Return the material word for word. Do not include the pictures.

- - - - -

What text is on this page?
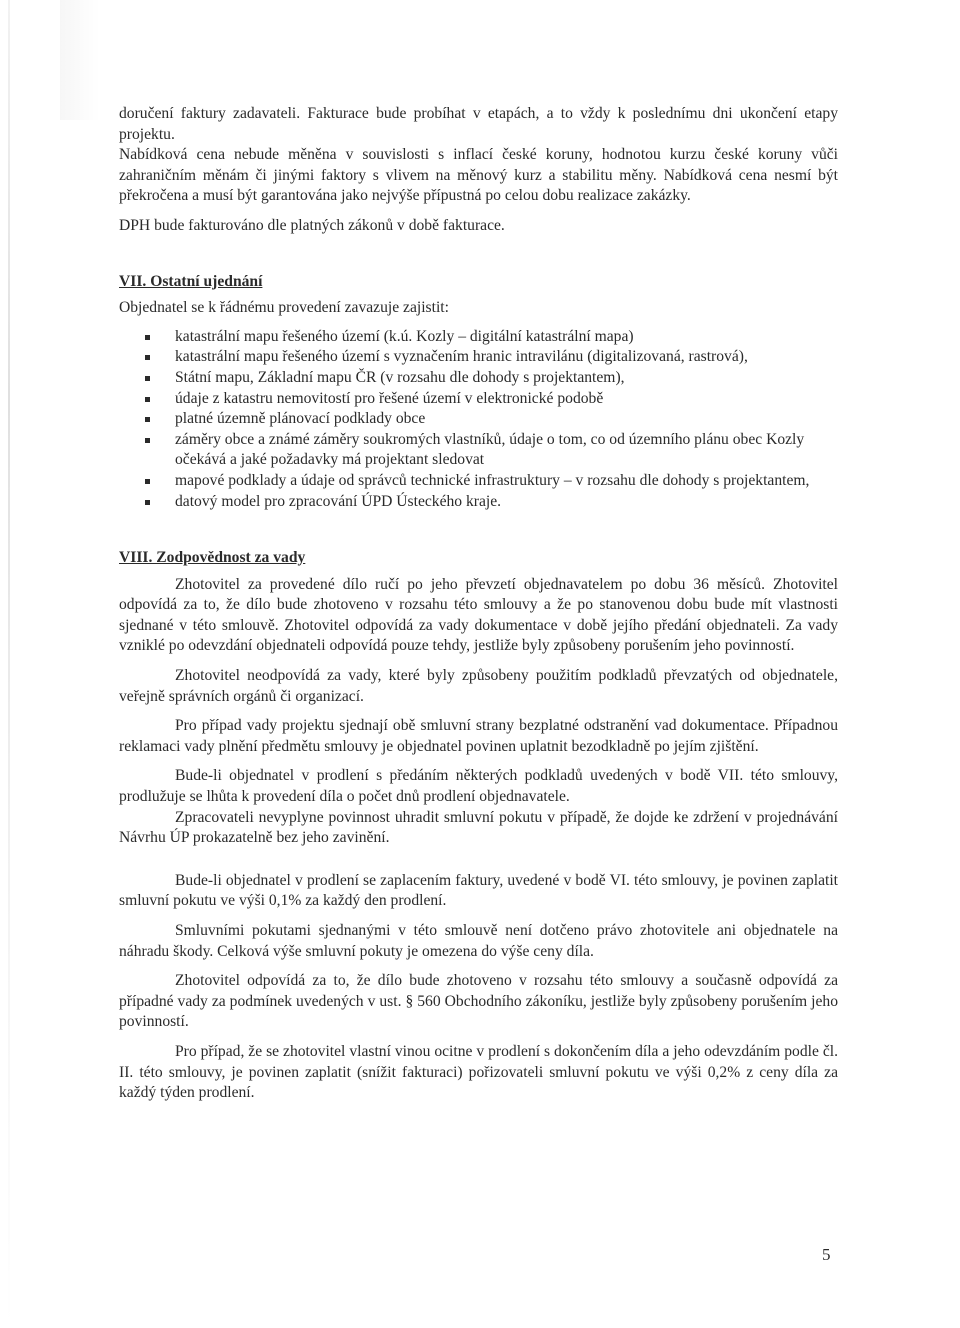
doručení faktury zadavateli. Fakturace bude probíhat v etapách, a to vždy k poslednímu dni ukončení etapy projektu.

Nabídková cena nebude měněna v souvislosti s inflací české koruny, hodnotou kurzu české koruny vůči zahraničním měnám či jinými faktory s vlivem na měnový kurz a stabilitu měny. Nabídková cena nesmí být překročena a musí být garantována jako nejvýše přípustná po celou dobu realizace zakázky.

DPH bude fakturováno dle platných zákonů v době fakturace.

VII. Ostatní ujednání

Objednatel se k řádnému provedení zavazuje zajistit:

katastrální mapu řešeného území (k.ú. Kozly – digitální katastrální mapa)
katastrální mapu řešeného území s vyznačením hranic intravilánu (digitalizovaná, rastrová),
Státní mapu, Základní mapu ČR (v rozsahu dle dohody s projektantem),
údaje z katastru nemovitostí pro řešené území v elektronické podobě
platné územně plánovací podklady obce
záměry obce a známé záměry soukromých vlastníků, údaje o tom, co od územního plánu obec Kozly očekává a jaké požadavky má projektant sledovat
mapové podklady a údaje od správců technické infrastruktury – v rozsahu dle dohody s projektantem,
datový model pro zpracování ÚPD Ústeckého kraje.

VIII. Zodpovědnost za vady

Zhotovitel za provedené dílo ručí po jeho převzetí objednavatelem po dobu 36 měsíců. Zhotovitel odpovídá za to, že dílo bude zhotoveno v rozsahu této smlouvy a že po stanovenou dobu bude mít vlastnosti sjednané v této smlouvě. Zhotovitel odpovídá za vady dokumentace v době jejího předání objednateli. Za vady vzniklé po odevzdání objednateli odpovídá pouze tehdy, jestliže byly způsobeny porušením jeho povinností.

Zhotovitel neodpovídá za vady, které byly způsobeny použitím podkladů převzatých od objednatele, veřejně správních orgánů či organizací.

Pro případ vady projektu sjednají obě smluvní strany bezplatné odstranění vad dokumentace. Případnou reklamaci vady plnění předmětu smlouvy je objednatel povinen uplatnit bezodkladně po jejím zjištění.

Bude-li objednatel v prodlení s předáním některých podkladů uvedených v bodě VII. této smlouvy, prodlužuje se lhůta k provedení díla o počet dnů prodlení objednavatele.

Zpracovateli nevyplyne povinnost uhradit smluvní pokutu v případě, že dojde ke zdržení v projednávání Návrhu ÚP prokazatelně bez jeho zavinění.

Bude-li objednatel v prodlení se zaplacením faktury, uvedené v bodě VI. této smlouvy, je povinen zaplatit smluvní pokutu ve výši 0,1% za každý den prodlení.

Smluvními pokutami sjednanými v této smlouvě není dotčeno právo zhotovitele ani objednatele na náhradu škody. Celková výše smluvní pokuty je omezena do výše ceny díla.

Zhotovitel odpovídá za to, že dílo bude zhotoveno v rozsahu této smlouvy a současně odpovídá za případné vady za podmínek uvedených v ust. § 560 Obchodního zákoníku, jestliže byly způsobeny porušením jeho povinností.

Pro případ, že se zhotovitel vlastní vinou ocitne v prodlení s dokončením díla a jeho odevzdáním podle čl. II. této smlouvy, je povinen zaplatit (snížit fakturaci) pořizovateli smluvní pokutu ve výši 0,2% z ceny díla za každý týden prodlení.

5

- - - - -

## Worked solution
What text is on this page?
doručení faktury zadavateli. Fakturace bude probíhat v etapách, a to vždy k poslednímu dni ukončení etapy projektu.

Nabídková cena nebude měněna v souvislosti s inflací české koruny, hodnotou kurzu české koruny vůči zahraničním měnám či jinými faktory s vlivem na měnový kurz a stabilitu měny. Nabídková cena nesmí být překročena a musí být garantována jako nejvýše přípustná po celou dobu realizace zakázky.

DPH bude fakturováno dle platných zákonů v době fakturace.

VII. Ostatní ujednání

Objednatel se k řádnému provedení zavazuje zajistit:

katastrální mapu řešeného území (k.ú. Kozly – digitální katastrální mapa)
katastrální mapu řešeného území s vyznačením hranic intravilánu (digitalizovaná, rastrová),
Státní mapu, Základní mapu ČR (v rozsahu dle dohody s projektantem),
údaje z katastru nemovitostí pro řešené území v elektronické podobě
platné územně plánovací podklady obce
záměry obce a známé záměry soukromých vlastníků, údaje o tom, co od územního plánu obec Kozly očekává a jaké požadavky má projektant sledovat
mapové podklady a údaje od správců technické infrastruktury – v rozsahu dle dohody s projektantem,
datový model pro zpracování ÚPD Ústeckého kraje.

VIII. Zodpovědnost za vady

Zhotovitel za provedené dílo ručí po jeho převzetí objednavatelem po dobu 36 měsíců. Zhotovitel odpovídá za to, že dílo bude zhotoveno v rozsahu této smlouvy a že po stanovenou dobu bude mít vlastnosti sjednané v této smlouvě. Zhotovitel odpovídá za vady dokumentace v době jejího předání objednateli. Za vady vzniklé po odevzdání objednateli odpovídá pouze tehdy, jestliže byly způsobeny porušením jeho povinností.

Zhotovitel neodpovídá za vady, které byly způsobeny použitím podkladů převzatých od objednatele, veřejně správních orgánů či organizací.

Pro případ vady projektu sjednají obě smluvní strany bezplatné odstranění vad dokumentace. Případnou reklamaci vady plnění předmětu smlouvy je objednatel povinen uplatnit bezodkladně po jejím zjištění.

Bude-li objednatel v prodlení s předáním některých podkladů uvedených v bodě VII. této smlouvy, prodlužuje se lhůta k provedení díla o počet dnů prodlení objednavatele.

Zpracovateli nevyplyne povinnost uhradit smluvní pokutu v případě, že dojde ke zdržení v projednávání Návrhu ÚP prokazatelně bez jeho zavinění.

Bude-li objednatel v prodlení se zaplacením faktury, uvedené v bodě VI. této smlouvy, je povinen zaplatit smluvní pokutu ve výši 0,1% za každý den prodlení.

Smluvními pokutami sjednanými v této smlouvě není dotčeno právo zhotovitele ani objednatele na náhradu škody. Celková výše smluvní pokuty je omezena do výše ceny díla.

Zhotovitel odpovídá za to, že dílo bude zhotoveno v rozsahu této smlouvy a současně odpovídá za případné vady za podmínek uvedených v ust. § 560 Obchodního zákoníku, jestliže byly způsobeny porušením jeho povinností.

Pro případ, že se zhotovitel vlastní vinou ocitne v prodlení s dokončením díla a jeho odevzdáním podle čl. II. této smlouvy, je povinen zaplatit (snížit fakturaci) pořizovateli smluvní pokutu ve výši 0,2% z ceny díla za každý týden prodlení.

5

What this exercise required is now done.